Velozes e furiosos

Por Carlos Eduardo Lula

acidenteEra um domingo triste, porque todos os domingos são tristes. Passeava pela cidade quase morta de tão mal cuidada, mas ainda as ruas me sorriam. Na expressão daqueles becos e avenidas, havia inexplicavelmente a doçura daqueles que sabem revelar seu último olhar.

Suja, maltrapilha, doente e mal amada, a cidade parecia viver seus últimos instantes. Mas era domingo, e talvez por conta de sua cor e de seu tom gris melancólico, podia andar pelas ruas com um pouco mais de calma, olhando o que se passava à minha volta. Sim, porque a velocidade da vida moderna é coisa de cretinos, como diria Nelson Rodrigues.

Só aos domingos, nos domingos cinzas de um céu azul quase triste, podia sentir saudade dos bondes que nunca chegavam, mesmo sem jamais tê-los esperado. Aquele momento em que se ficava de pé, a esperar a condução, longe dos smartphones e das tecnologias que não nos permitem desligar um só segundo, sempre foi um convite à reflexão.

Gostar desses domingos translúcidos é coisa de quem não se adequa, não se ajusta. Não se sente parte. Leio no dicionário. Outsider. Forasteiro, leigo, estranho. O que está do lado de fora. O cavalo com a menor possibilidade de ganhar o páreo. Outsider, um ser que não faz falta na festa. O desprestigiado.
---*---
Tarefa proposta: Prossiga a crônica sobre os domingos na cidade a partir da última frase apresentada. A listagem que vem a seguir não tem nenhum papel neste exercício.

(Entradas da coleção)
---*---
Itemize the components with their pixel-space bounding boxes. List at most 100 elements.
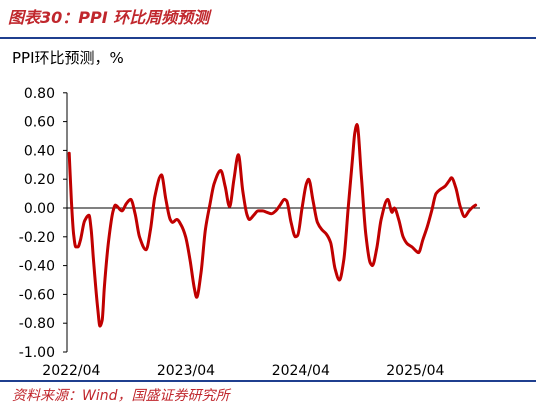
data-point [133,212,137,215]
data-point [472,205,475,208]
data-point [285,199,288,202]
data-point [417,251,420,254]
data-point [208,203,211,207]
data-point [300,206,304,210]
data-point [188,258,192,262]
data-point [278,203,282,207]
x-tick-label: 2024/04 [272,363,330,379]
data-point [232,178,236,181]
y-tick-label: 0.20 [24,172,55,188]
data-point [338,278,341,282]
title-divider [0,37,536,39]
data-point [96,307,99,310]
data-point [164,198,168,201]
y-tick-label: -1.00 [19,345,55,361]
data-point [467,209,471,213]
data-point [443,185,447,188]
data-point [270,212,273,215]
y-tick-label: -0.60 [19,287,55,303]
data-point [144,248,148,251]
data-point [125,202,128,205]
data-point [294,235,297,238]
y-tick-label: 0.00 [24,201,55,217]
data-point [87,214,91,217]
data-point [274,209,277,213]
data-point [393,206,396,210]
data-point [245,214,249,217]
data-point [120,209,124,213]
x-tick-label: 2025/04 [386,363,444,379]
x-tick-label: 2022/04 [42,363,100,379]
data-point [103,286,106,289]
data-point [311,199,315,202]
data-point [463,215,466,218]
data-point [100,319,104,322]
data-point [248,218,251,221]
data-point [149,228,152,231]
data-point [72,232,75,236]
data-point [212,182,216,185]
data-point [184,235,187,238]
data-point [450,176,453,179]
data-point [195,296,198,299]
data-point [78,239,82,243]
data-point [368,261,372,264]
y-tick-label: 0.80 [24,86,55,102]
data-point [454,186,458,190]
data-point [111,209,115,213]
data-point [171,221,174,224]
data-point [307,178,310,181]
y-tick-label: -0.80 [19,316,55,332]
figure-title: 图表30：PPI 环比周频预测 [8,8,210,27]
data-point [129,198,132,201]
source-note: 资料来源：Wind，国盛证券研究所 [12,388,230,404]
data-point [283,198,286,201]
data-point [107,238,110,241]
data-point [329,241,332,244]
data-point [410,245,414,249]
data-point [153,195,157,198]
data-point [76,245,80,249]
data-point [265,211,269,214]
data-point [325,232,328,236]
data-point [406,242,409,246]
data-point [426,225,429,228]
data-point [180,224,183,227]
y-tick-label: -0.20 [19,230,55,246]
data-point [316,221,319,224]
data-point [390,211,394,214]
data-point [401,235,405,238]
data-point [114,203,117,207]
data-point [169,218,172,221]
x-tick-label: 2023/04 [157,363,215,379]
ppi-mom-forecast-line [67,122,478,328]
data-point [342,258,345,262]
data-point [256,209,260,213]
data-point [199,271,203,274]
data-point [193,287,196,290]
data-point [379,218,383,221]
data-point [74,245,77,249]
data-point [459,205,462,208]
data-point [415,250,418,253]
data-point [89,228,93,231]
data-point [351,156,354,159]
data-point [355,123,359,126]
data-point [68,152,71,155]
data-point [241,189,244,192]
data-point [430,209,433,213]
data-point [305,182,308,185]
data-point [289,221,293,224]
data-point [219,169,222,172]
data-point [353,131,356,135]
data-point [320,228,324,231]
data-point [386,198,389,201]
data-point [371,264,374,267]
y-axis-label: PPI环比预测，% [12,49,124,67]
data-point [228,205,231,208]
data-point [296,234,299,237]
data-point [83,219,86,223]
data-point [448,179,451,182]
source-divider [0,380,536,382]
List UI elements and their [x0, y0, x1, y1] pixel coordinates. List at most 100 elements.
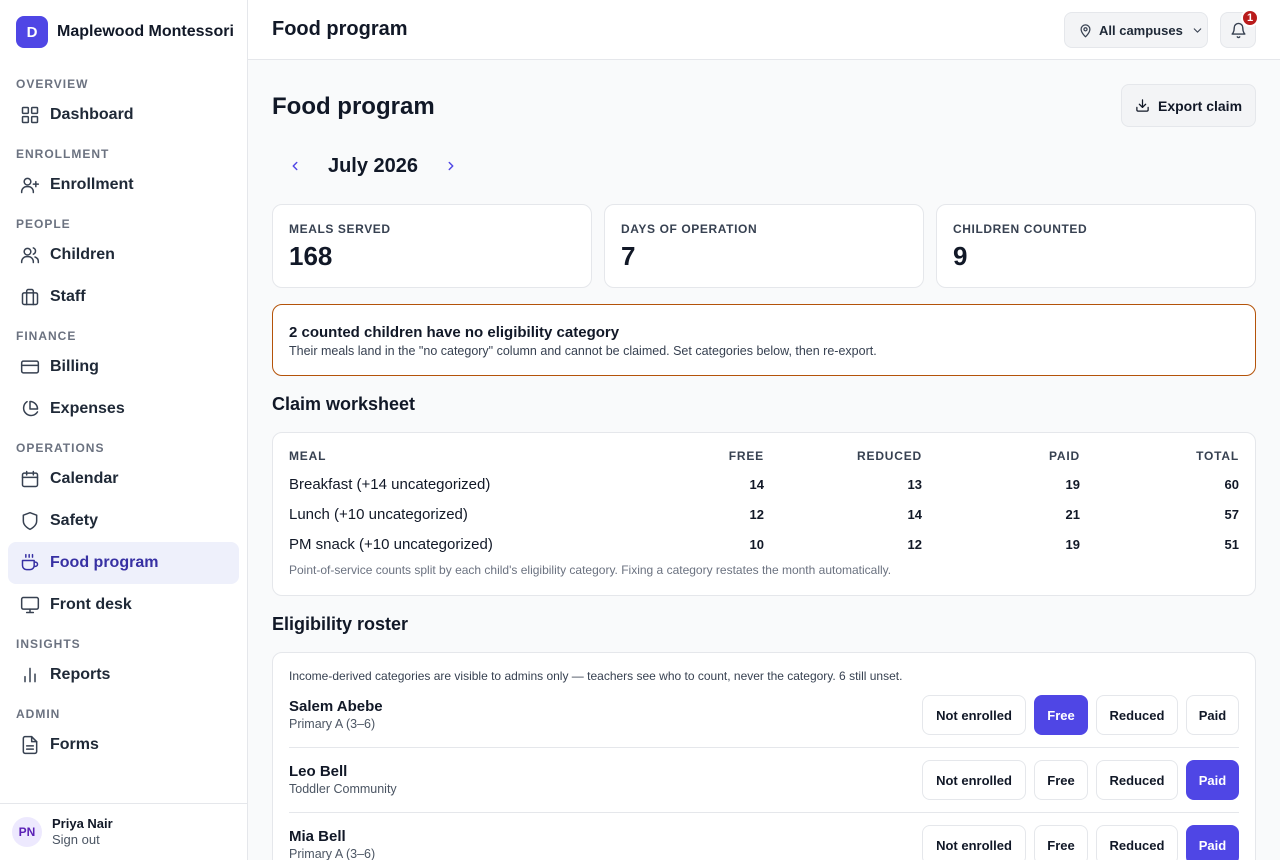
---*---
Resposta:
O sujeito que não é aceito como membro de um grupo particular. O deslocado. O que não se enquadra. O carinha que se sentava, não falava com ninguém e ia embora sozinho do colégio. Eu sempre admirei esses garotos. Não que seja legal ser diferente. Só que ninguém precisa ser igual.

Mas a sociedade nunca foi tão violenta. Invade. Impõe. Machuca. Destrói. Inclusive os estilos de vida. A sociedade estratifica as pessoas, seu comportamento, seus modelos de consumos, hábitos e rotinas. Fazer escolhas, vivenciar o mundo. Tudo do mesmo jeito. Da mesma forma.

Os homens possuem a necessidade de serem aceitos. Mas a sociedade cotidiana tem levado isso a níveis doentios, inimagináveis. Para fazerem parte de um grupo, a pessoas submetem-se a um processo de padronização sem sentido. Aquela calça amarela acrescida de um óculos três vezes maior que a cara do sujeito saiu do armário, fantasia de carnaval que era, e virou fashion. In.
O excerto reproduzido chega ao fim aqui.